> **Dataset entries**
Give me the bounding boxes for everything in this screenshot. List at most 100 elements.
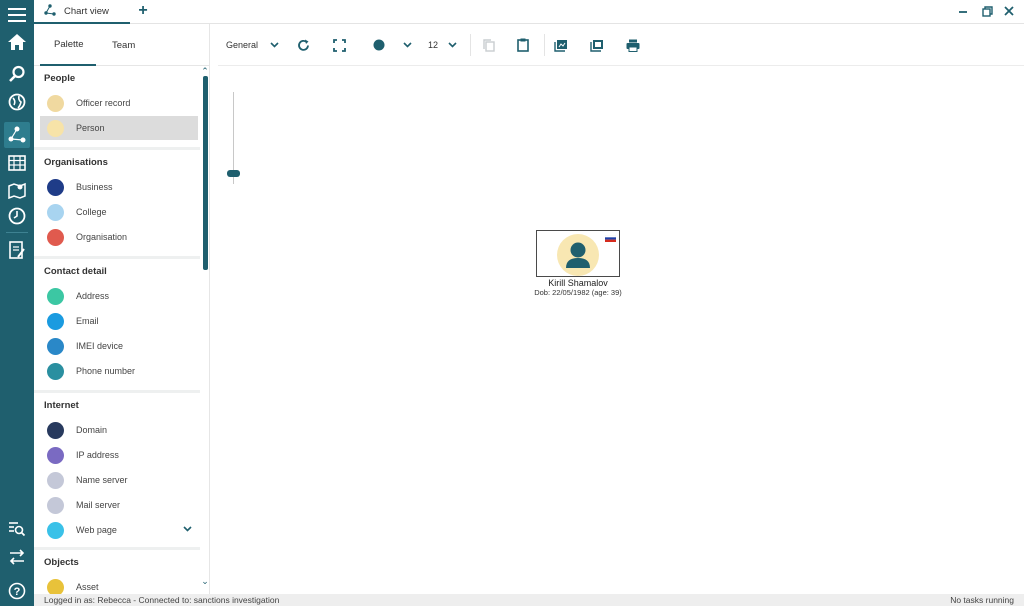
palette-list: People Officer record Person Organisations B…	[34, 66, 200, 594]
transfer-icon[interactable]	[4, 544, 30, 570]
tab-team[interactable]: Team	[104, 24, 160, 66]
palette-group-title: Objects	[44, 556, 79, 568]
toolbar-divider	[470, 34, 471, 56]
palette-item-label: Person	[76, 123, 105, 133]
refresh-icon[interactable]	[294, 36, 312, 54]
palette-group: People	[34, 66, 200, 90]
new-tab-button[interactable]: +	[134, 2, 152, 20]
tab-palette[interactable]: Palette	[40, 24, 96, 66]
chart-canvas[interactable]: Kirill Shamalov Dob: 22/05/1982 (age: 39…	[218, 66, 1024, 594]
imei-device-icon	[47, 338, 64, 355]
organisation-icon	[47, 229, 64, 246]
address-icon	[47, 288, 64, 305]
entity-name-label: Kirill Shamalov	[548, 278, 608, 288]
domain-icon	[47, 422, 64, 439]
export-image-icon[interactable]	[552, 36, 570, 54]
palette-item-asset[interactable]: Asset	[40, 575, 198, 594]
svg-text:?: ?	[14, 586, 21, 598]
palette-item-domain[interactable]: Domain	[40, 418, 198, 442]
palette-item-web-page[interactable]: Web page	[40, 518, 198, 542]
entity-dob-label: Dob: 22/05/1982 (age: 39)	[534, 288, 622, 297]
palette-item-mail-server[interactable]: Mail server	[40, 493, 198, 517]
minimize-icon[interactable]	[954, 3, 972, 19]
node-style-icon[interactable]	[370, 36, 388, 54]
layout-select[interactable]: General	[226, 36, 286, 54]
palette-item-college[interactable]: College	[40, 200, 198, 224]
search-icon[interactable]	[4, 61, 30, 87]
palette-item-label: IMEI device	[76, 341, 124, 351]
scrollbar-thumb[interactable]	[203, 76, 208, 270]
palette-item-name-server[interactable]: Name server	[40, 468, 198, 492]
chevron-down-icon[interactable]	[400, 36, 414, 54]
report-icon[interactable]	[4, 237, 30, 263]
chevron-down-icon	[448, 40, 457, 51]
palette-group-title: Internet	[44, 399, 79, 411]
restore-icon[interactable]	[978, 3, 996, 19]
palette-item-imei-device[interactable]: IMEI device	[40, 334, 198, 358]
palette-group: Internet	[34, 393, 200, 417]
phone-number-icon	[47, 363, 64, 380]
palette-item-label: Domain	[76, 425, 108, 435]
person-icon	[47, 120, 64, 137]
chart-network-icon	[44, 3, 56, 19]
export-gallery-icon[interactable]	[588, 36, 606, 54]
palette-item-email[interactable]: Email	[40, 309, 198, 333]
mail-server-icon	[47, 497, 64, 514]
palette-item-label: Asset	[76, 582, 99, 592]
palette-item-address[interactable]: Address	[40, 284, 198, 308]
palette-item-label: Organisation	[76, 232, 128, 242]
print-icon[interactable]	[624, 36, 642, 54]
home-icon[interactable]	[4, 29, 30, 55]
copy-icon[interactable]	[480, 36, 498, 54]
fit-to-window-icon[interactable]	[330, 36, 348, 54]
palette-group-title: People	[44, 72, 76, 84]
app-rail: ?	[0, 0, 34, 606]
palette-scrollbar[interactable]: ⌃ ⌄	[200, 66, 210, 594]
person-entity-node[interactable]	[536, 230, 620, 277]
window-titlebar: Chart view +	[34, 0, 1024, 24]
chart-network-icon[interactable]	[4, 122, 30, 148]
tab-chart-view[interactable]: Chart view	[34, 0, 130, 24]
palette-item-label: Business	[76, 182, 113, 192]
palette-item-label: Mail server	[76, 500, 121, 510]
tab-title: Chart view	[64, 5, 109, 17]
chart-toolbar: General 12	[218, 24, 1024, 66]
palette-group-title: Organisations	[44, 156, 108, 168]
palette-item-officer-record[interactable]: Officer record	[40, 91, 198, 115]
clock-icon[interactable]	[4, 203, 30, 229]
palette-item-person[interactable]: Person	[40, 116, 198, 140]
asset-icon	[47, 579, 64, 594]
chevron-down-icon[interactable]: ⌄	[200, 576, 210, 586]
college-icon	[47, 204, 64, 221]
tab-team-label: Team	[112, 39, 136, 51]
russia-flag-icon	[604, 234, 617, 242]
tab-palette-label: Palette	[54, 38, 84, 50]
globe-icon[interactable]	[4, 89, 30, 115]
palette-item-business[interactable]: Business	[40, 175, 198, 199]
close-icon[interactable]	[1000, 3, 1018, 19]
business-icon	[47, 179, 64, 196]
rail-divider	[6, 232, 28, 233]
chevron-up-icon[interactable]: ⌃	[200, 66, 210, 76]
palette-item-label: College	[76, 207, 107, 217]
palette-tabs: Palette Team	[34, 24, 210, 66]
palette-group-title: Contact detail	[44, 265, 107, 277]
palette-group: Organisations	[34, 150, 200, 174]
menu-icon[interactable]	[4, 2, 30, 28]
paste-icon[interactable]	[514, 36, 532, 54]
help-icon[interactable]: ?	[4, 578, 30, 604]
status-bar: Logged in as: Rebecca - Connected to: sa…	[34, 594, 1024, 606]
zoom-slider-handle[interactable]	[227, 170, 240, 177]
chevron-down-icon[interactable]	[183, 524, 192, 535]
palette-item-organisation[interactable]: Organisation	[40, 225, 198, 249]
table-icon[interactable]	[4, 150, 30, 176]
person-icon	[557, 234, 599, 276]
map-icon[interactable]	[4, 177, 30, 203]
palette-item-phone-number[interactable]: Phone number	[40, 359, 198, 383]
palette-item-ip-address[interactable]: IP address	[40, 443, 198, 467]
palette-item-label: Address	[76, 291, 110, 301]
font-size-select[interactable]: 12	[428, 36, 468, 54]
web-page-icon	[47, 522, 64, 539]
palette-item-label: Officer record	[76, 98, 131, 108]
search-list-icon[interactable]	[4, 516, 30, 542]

> **The problem**
From the line with "palette-list: People Officer" up to and including the line with "2, 152, 20]", repeat the items with "People" changed to "Contacts" and everything else left as is.

> **Solved exercise**
palette-list: Contacts Officer record Person Organisations B…	[34, 66, 200, 594]
transfer-icon[interactable]	[4, 544, 30, 570]
tab-team[interactable]: Team	[104, 24, 160, 66]
palette-group-title: Objects	[44, 556, 79, 568]
toolbar-divider	[470, 34, 471, 56]
palette-item-label: Person	[76, 123, 105, 133]
refresh-icon[interactable]	[294, 36, 312, 54]
palette-group: Contacts	[34, 66, 200, 90]
new-tab-button[interactable]: +	[134, 2, 152, 20]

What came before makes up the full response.